_RECORDED INFORMATION_.
__________________________________________________
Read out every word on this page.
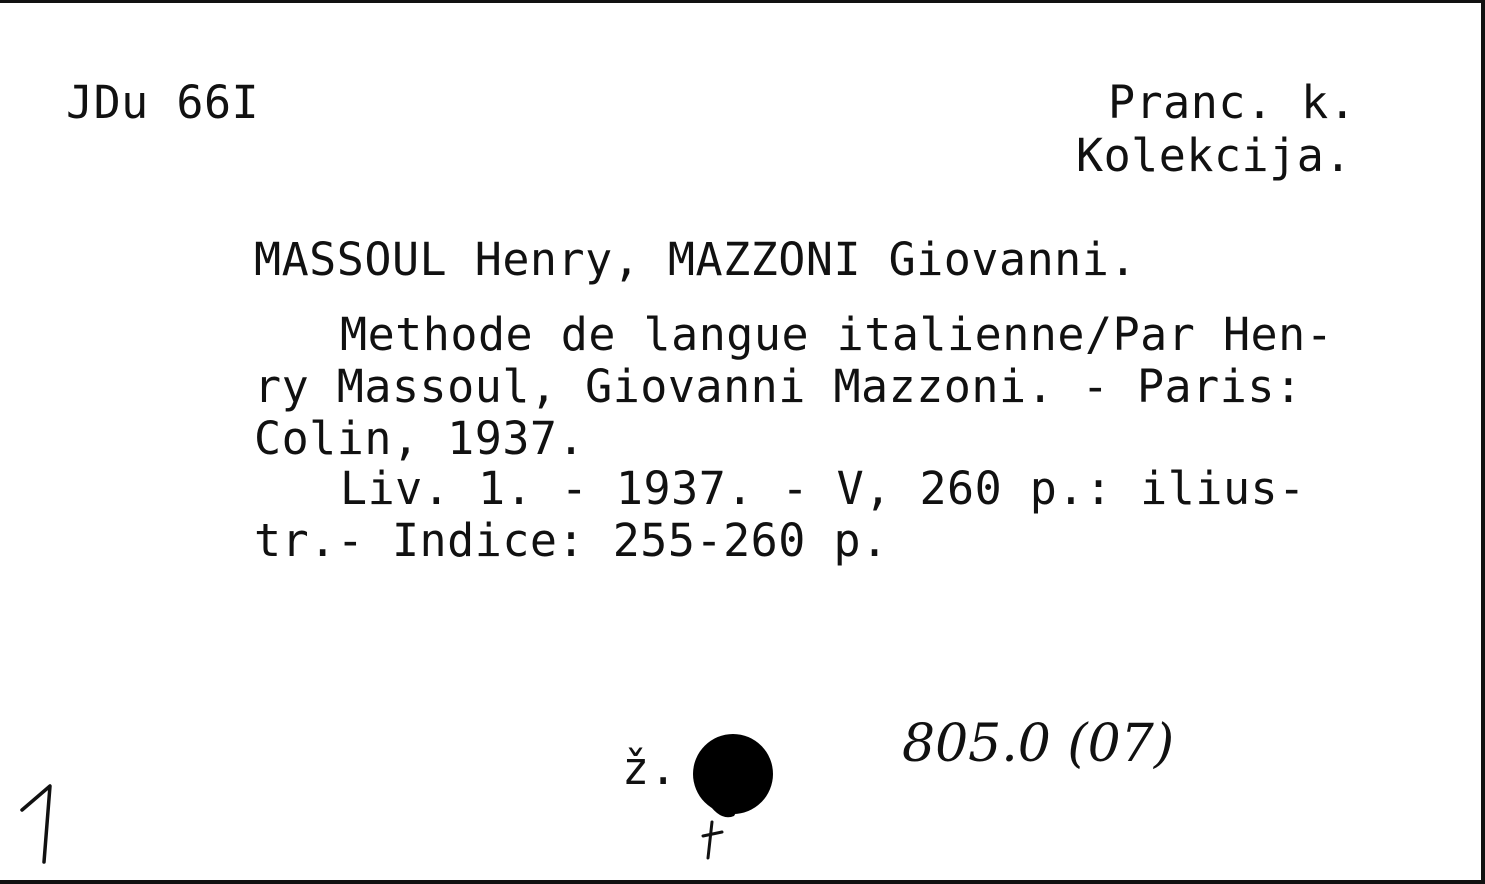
JDu 66I	Pranc. k.
Kolekcija.
MASSOUL Henry, MAZZONI Giovanni.
Methode de langue italienne/Par Hen-
ry Massoul, Giovanni Mazzoni. - Paris:
Colin, 1937.
Liv. 1. - 1937. - V, 260 p.: ilius-
tr.- Indice: 255-260 p.
ž.	805.0 (07)
1	7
__________________________________________________
_WORK TO DO_. Copy, from the material above, each line in which the string "Giovanni" occurs.

_SOLUTION_.
MASSOUL Henry, MAZZONI Giovanni.
ry Massoul, Giovanni Mazzoni. - Paris:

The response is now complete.